What to produce:
Return every line from the one containing "extract all elements" down to the one containing "menu-window[interactable]: Window —", both included, as they appear in the entries below, leaving out the pictures.

** Begin Records for this task **

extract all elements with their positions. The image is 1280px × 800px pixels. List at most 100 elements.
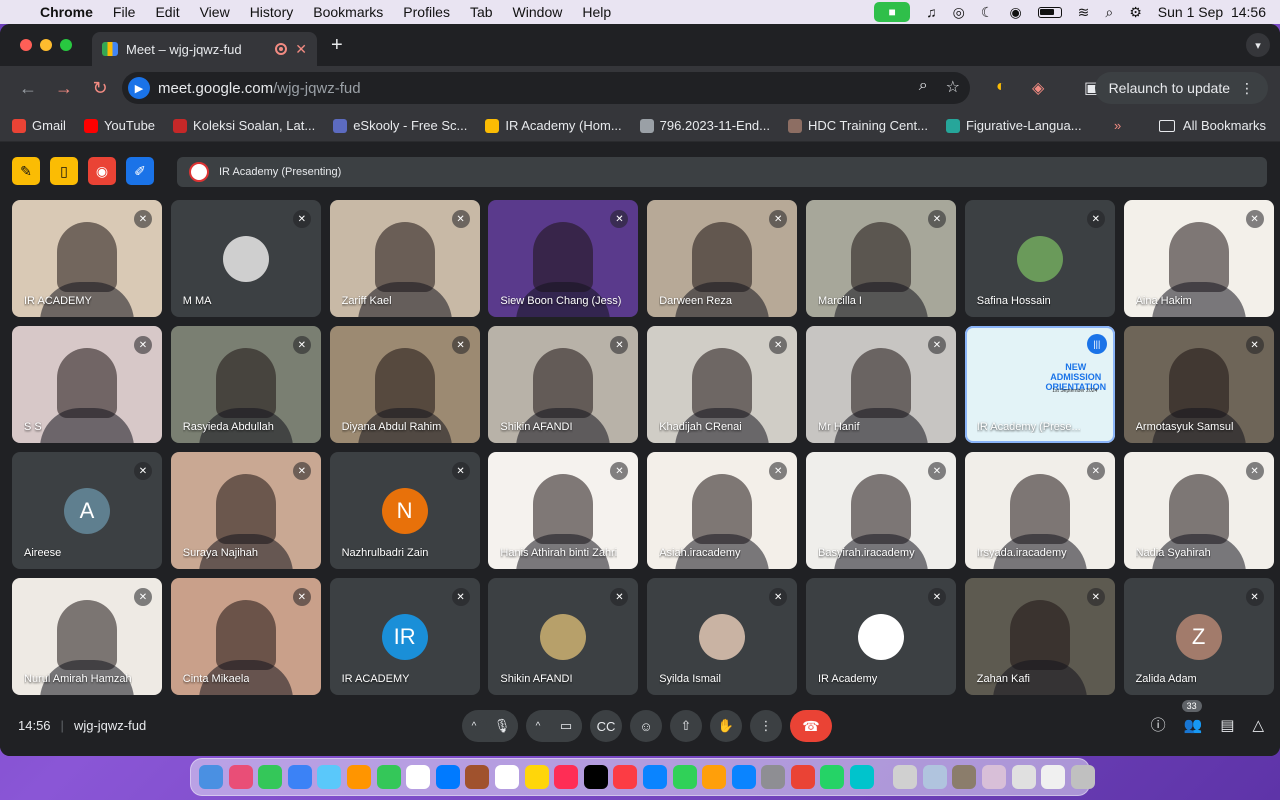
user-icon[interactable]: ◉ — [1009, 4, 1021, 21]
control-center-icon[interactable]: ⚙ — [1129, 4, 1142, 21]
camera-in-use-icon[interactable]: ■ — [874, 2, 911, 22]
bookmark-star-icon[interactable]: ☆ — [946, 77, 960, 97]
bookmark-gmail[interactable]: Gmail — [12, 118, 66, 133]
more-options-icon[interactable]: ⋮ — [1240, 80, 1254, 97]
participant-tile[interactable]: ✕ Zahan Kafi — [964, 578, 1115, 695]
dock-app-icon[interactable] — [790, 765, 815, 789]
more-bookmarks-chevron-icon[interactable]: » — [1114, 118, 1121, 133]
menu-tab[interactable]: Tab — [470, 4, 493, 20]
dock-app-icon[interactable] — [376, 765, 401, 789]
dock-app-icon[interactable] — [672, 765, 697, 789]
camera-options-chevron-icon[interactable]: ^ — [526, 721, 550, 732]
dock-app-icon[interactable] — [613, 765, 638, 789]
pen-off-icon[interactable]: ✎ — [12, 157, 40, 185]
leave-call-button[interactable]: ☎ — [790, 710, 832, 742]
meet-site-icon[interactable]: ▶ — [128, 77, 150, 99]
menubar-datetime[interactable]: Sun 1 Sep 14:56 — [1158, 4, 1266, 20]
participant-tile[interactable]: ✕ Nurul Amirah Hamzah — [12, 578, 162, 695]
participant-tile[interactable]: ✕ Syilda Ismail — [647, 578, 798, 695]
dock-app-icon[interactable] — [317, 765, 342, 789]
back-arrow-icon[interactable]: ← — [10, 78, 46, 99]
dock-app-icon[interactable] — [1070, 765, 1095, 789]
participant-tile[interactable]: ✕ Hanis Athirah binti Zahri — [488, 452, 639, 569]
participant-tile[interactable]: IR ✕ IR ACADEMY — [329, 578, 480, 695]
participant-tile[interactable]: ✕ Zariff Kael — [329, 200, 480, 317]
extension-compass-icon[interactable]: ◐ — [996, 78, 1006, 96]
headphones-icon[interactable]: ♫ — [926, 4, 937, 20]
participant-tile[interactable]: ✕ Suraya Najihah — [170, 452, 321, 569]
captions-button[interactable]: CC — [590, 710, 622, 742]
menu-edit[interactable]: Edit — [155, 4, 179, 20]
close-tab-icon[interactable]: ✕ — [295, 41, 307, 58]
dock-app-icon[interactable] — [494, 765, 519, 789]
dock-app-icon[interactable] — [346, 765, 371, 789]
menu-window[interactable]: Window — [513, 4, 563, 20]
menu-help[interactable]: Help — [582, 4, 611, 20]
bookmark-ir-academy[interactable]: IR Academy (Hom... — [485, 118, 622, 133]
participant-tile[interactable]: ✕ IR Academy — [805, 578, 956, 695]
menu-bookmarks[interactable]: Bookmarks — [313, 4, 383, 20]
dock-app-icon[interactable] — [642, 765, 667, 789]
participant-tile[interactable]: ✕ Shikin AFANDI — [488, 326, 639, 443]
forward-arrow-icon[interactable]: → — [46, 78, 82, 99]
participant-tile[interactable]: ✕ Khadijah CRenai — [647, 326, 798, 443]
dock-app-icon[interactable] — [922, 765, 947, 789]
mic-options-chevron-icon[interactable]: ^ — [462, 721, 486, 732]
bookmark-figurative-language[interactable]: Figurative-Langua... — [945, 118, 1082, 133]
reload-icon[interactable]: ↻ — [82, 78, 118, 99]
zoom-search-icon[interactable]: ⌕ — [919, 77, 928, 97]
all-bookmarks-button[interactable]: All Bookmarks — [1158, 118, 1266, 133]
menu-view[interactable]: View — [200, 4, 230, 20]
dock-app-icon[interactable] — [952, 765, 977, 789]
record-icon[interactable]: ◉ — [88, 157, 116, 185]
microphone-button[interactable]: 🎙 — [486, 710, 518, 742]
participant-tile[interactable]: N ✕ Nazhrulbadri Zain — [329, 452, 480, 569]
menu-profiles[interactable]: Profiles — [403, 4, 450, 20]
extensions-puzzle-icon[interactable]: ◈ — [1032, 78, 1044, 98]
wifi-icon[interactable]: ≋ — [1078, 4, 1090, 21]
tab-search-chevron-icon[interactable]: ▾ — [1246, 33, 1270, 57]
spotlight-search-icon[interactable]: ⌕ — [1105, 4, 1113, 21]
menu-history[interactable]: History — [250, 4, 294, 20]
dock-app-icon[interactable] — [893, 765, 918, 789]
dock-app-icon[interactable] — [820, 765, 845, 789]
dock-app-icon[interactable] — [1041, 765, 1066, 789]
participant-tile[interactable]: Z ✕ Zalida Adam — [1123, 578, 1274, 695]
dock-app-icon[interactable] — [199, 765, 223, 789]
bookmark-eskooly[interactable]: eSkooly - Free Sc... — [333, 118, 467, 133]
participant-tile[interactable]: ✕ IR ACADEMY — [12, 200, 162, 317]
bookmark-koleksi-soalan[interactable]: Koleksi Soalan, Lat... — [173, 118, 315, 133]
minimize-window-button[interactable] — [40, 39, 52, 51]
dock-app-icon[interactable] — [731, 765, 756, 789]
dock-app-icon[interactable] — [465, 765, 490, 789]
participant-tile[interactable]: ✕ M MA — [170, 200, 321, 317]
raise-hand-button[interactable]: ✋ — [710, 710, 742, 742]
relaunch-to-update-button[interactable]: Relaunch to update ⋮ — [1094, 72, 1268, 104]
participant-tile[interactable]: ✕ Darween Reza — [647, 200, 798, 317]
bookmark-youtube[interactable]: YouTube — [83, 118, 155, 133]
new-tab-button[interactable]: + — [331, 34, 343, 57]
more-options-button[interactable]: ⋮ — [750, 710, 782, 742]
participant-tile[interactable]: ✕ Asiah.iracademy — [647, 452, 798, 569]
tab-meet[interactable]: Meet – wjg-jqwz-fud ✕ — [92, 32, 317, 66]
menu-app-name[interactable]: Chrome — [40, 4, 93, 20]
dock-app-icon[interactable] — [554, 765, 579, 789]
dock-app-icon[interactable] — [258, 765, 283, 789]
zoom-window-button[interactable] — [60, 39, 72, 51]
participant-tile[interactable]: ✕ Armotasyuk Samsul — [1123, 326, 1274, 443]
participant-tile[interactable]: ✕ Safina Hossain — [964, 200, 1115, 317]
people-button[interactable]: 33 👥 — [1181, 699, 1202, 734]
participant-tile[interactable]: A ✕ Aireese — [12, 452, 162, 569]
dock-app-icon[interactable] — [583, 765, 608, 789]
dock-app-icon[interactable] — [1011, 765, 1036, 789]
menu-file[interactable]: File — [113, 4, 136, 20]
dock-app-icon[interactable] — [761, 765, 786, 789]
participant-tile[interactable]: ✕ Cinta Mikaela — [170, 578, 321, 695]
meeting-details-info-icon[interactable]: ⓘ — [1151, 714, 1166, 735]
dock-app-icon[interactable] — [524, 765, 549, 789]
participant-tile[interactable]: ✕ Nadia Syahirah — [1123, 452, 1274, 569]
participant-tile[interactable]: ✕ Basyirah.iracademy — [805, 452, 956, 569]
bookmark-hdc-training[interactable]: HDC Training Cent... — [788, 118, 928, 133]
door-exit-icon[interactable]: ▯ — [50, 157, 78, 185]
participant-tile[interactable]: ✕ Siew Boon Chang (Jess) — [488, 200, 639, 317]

** End Records for this task **
** Begin Records for this task **

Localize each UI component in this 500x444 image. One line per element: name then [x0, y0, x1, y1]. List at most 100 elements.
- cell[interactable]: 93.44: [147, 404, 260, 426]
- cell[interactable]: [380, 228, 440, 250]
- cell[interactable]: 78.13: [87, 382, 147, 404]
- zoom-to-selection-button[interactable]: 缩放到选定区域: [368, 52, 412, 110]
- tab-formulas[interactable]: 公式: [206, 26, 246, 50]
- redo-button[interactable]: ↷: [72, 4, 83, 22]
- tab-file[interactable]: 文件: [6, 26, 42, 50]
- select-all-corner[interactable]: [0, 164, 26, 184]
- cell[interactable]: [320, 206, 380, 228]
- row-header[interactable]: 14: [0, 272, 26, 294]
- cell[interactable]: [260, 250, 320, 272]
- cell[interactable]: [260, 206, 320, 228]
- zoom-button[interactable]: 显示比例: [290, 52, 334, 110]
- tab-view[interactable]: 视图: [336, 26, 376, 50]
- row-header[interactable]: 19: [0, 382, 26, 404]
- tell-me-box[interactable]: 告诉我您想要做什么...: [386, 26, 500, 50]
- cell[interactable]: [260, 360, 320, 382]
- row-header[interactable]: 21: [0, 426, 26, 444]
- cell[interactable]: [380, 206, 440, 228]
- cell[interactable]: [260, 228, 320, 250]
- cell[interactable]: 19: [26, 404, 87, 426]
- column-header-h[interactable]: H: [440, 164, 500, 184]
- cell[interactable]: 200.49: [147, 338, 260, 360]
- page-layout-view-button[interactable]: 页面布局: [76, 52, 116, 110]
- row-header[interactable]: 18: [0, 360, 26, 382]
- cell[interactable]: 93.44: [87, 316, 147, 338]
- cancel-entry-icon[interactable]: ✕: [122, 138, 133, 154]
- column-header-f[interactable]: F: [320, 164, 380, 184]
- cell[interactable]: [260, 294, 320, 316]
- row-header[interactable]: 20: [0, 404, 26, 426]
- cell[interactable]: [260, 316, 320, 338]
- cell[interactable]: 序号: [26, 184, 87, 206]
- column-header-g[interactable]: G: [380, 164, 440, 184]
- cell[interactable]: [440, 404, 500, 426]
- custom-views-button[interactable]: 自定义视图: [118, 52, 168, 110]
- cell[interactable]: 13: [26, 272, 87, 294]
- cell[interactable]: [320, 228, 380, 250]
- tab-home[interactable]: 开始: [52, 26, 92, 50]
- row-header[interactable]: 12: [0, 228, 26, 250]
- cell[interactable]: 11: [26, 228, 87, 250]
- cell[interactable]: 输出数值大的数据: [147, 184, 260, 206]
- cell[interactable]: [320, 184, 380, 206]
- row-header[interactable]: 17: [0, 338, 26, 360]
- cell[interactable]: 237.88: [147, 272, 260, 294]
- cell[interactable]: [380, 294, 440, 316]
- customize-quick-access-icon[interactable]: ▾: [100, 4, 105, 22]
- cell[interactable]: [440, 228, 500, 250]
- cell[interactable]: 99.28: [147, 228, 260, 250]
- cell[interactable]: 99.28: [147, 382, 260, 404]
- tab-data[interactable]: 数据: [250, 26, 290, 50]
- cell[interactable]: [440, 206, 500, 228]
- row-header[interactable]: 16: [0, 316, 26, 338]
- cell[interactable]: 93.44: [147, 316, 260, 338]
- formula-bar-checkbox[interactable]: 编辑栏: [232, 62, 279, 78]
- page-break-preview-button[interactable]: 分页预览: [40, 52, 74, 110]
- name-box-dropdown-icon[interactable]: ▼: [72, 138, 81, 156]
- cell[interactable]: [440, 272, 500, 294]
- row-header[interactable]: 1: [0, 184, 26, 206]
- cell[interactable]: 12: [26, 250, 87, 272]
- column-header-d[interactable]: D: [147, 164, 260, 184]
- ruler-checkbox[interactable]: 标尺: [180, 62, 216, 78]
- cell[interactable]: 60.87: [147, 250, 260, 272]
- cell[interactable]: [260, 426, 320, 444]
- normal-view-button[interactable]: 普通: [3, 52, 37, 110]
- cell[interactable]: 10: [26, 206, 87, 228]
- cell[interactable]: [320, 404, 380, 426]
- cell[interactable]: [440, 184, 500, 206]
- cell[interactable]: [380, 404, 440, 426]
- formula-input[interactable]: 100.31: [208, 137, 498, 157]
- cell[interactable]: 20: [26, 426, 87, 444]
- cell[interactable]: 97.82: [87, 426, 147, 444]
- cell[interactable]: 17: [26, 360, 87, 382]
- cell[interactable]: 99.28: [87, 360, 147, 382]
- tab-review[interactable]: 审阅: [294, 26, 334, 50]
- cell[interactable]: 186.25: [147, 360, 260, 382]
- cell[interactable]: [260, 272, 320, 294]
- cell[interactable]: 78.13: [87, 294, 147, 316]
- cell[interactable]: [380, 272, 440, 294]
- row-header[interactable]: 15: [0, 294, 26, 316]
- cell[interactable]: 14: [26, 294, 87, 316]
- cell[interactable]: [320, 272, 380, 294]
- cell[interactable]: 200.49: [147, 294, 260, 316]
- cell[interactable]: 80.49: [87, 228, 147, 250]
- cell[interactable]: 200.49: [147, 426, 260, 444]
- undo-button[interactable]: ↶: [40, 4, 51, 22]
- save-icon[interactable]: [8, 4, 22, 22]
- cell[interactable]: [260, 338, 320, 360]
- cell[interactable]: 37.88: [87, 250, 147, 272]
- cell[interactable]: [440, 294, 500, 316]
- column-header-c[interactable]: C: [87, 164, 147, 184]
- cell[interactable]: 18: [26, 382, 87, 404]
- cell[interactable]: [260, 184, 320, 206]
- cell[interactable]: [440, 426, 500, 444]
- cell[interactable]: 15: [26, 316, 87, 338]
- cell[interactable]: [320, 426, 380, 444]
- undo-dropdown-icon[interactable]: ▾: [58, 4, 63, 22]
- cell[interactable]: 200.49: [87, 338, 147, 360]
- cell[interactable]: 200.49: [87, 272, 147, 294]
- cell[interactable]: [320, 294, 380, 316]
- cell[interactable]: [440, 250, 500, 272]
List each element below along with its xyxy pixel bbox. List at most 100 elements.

** End Records for this task **
** Begin Records for this task **

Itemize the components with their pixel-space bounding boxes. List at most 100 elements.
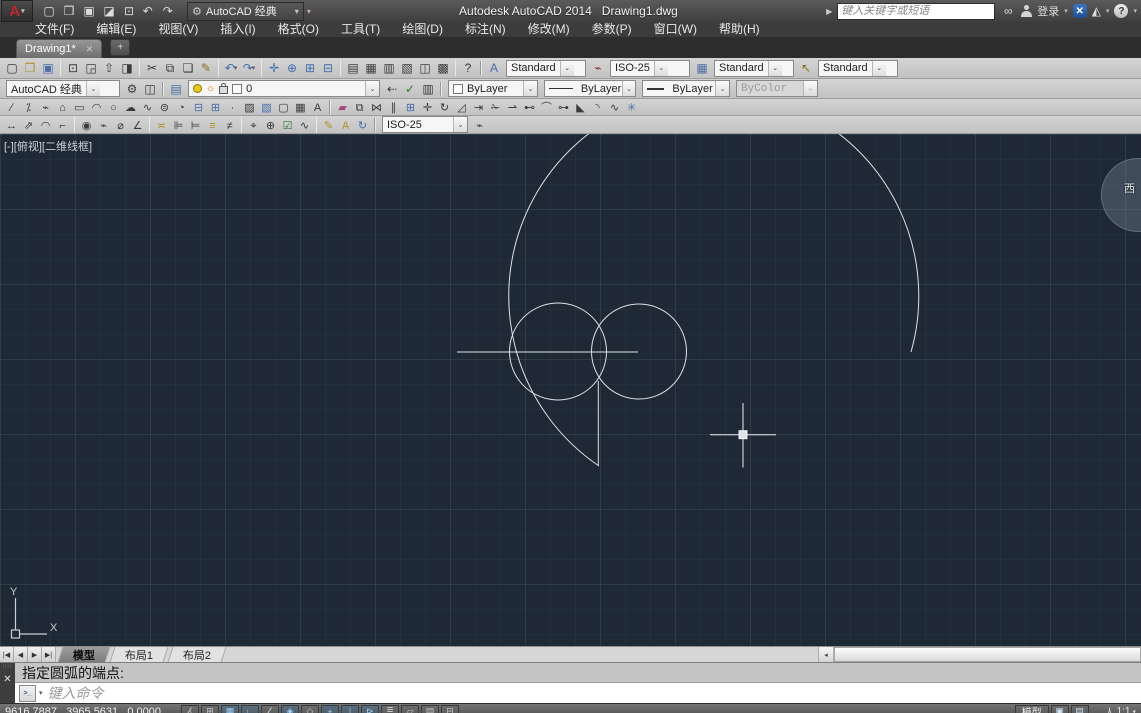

** End Records for this task **

Solution to this task:
extract all elements with their positions. The image is 1280px × 800px pixels. List at most 100 elements.
user-icon[interactable]: ◉ — [1009, 4, 1021, 21]
control-center-icon[interactable]: ⚙ — [1129, 4, 1142, 21]
camera-in-use-icon[interactable]: ■ — [874, 2, 911, 22]
bookmark-star-icon[interactable]: ☆ — [946, 77, 960, 97]
bookmark-gmail[interactable]: Gmail — [12, 118, 66, 133]
more-options-icon[interactable]: ⋮ — [1240, 80, 1254, 97]
participant-tile[interactable]: ✕ Zahan Kafi — [964, 578, 1115, 695]
dock-app-icon[interactable] — [790, 765, 815, 789]
more-bookmarks-chevron-icon[interactable]: » — [1114, 118, 1121, 133]
menu-tab[interactable]: Tab — [470, 4, 493, 20]
dock-app-icon[interactable] — [376, 765, 401, 789]
dock-app-icon[interactable] — [672, 765, 697, 789]
camera-options-chevron-icon[interactable]: ^ — [526, 721, 550, 732]
dock-app-icon[interactable] — [613, 765, 638, 789]
pen-off-icon[interactable]: ✎ — [12, 157, 40, 185]
leave-call-button[interactable]: ☎ — [790, 710, 832, 742]
meet-site-icon[interactable]: ▶ — [128, 77, 150, 99]
menubar-datetime[interactable]: Sun 1 Sep 14:56 — [1158, 4, 1266, 20]
participant-tile[interactable]: ✕ Nurul Amirah Hamzah — [12, 578, 162, 695]
participant-tile[interactable]: ✕ Syilda Ismail — [647, 578, 798, 695]
dock-app-icon[interactable] — [317, 765, 342, 789]
back-arrow-icon[interactable]: ← — [10, 78, 46, 99]
dock-app-icon[interactable] — [1070, 765, 1095, 789]
participant-tile[interactable]: ✕ Hanis Athirah binti Zahri — [488, 452, 639, 569]
participant-tile[interactable]: IR ✕ IR ACADEMY — [329, 578, 480, 695]
participant-tile[interactable]: ✕ Zariff Kael — [329, 200, 480, 317]
extension-compass-icon[interactable]: ◐ — [996, 78, 1006, 96]
headphones-icon[interactable]: ♫ — [926, 4, 937, 20]
participant-tile[interactable]: ✕ Suraya Najihah — [170, 452, 321, 569]
captions-button[interactable]: CC — [590, 710, 622, 742]
menu-edit[interactable]: Edit — [155, 4, 179, 20]
close-tab-icon[interactable]: ✕ — [295, 41, 307, 58]
dock-app-icon[interactable] — [494, 765, 519, 789]
dock-app-icon[interactable] — [346, 765, 371, 789]
menu-window[interactable]: Window — [513, 4, 563, 20]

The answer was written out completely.